Look through the data below. Pick out the lines holding the string "JSON".

Extracts from a graphics dataset:
........

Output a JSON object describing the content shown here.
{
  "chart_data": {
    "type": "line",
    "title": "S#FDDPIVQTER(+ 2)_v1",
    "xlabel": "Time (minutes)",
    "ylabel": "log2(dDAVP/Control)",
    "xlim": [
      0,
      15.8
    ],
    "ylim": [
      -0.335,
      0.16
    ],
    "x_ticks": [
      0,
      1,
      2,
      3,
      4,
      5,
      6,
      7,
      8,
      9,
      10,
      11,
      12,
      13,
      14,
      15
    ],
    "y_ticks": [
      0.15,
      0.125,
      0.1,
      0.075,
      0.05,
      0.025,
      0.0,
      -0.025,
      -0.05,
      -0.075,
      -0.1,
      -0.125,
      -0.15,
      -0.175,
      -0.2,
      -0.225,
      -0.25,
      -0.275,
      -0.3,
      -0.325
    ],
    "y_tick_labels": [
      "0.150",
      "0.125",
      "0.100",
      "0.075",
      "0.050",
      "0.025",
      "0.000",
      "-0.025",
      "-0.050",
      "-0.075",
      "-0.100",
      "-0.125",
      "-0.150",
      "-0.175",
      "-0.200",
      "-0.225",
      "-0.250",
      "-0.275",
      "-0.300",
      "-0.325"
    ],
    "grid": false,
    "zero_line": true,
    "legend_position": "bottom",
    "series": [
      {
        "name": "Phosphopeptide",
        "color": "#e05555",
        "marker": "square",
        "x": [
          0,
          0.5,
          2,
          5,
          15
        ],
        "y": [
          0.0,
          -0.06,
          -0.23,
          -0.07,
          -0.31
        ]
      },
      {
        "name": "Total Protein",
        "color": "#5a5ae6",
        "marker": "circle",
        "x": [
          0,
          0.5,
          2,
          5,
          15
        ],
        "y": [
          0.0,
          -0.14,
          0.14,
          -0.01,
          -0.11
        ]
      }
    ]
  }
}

........

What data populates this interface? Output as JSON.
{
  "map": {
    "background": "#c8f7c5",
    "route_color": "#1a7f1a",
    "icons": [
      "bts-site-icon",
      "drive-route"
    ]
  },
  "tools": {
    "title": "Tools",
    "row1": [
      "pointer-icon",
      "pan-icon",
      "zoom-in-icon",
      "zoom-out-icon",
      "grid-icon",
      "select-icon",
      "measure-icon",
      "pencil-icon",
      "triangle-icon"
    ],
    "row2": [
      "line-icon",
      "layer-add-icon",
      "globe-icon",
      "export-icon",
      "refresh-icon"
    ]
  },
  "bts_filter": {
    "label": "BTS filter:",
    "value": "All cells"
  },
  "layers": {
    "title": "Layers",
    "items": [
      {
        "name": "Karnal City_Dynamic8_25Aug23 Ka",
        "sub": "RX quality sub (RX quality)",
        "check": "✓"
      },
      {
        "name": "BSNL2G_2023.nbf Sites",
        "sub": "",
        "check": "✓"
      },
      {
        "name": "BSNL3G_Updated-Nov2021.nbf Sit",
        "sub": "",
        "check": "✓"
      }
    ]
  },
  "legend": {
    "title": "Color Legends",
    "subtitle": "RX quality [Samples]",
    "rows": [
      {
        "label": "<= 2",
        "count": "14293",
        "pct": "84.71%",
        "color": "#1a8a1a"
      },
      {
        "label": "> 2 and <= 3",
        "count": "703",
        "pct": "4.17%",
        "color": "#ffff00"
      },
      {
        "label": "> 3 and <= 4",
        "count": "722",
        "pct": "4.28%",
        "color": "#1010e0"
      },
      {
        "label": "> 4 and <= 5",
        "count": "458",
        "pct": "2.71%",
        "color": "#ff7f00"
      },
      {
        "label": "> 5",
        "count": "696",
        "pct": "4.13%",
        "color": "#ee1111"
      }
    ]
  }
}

........

■ Problem solution
Output a JSON object describing the content shown here.
What data populates this interface? Output as JSON.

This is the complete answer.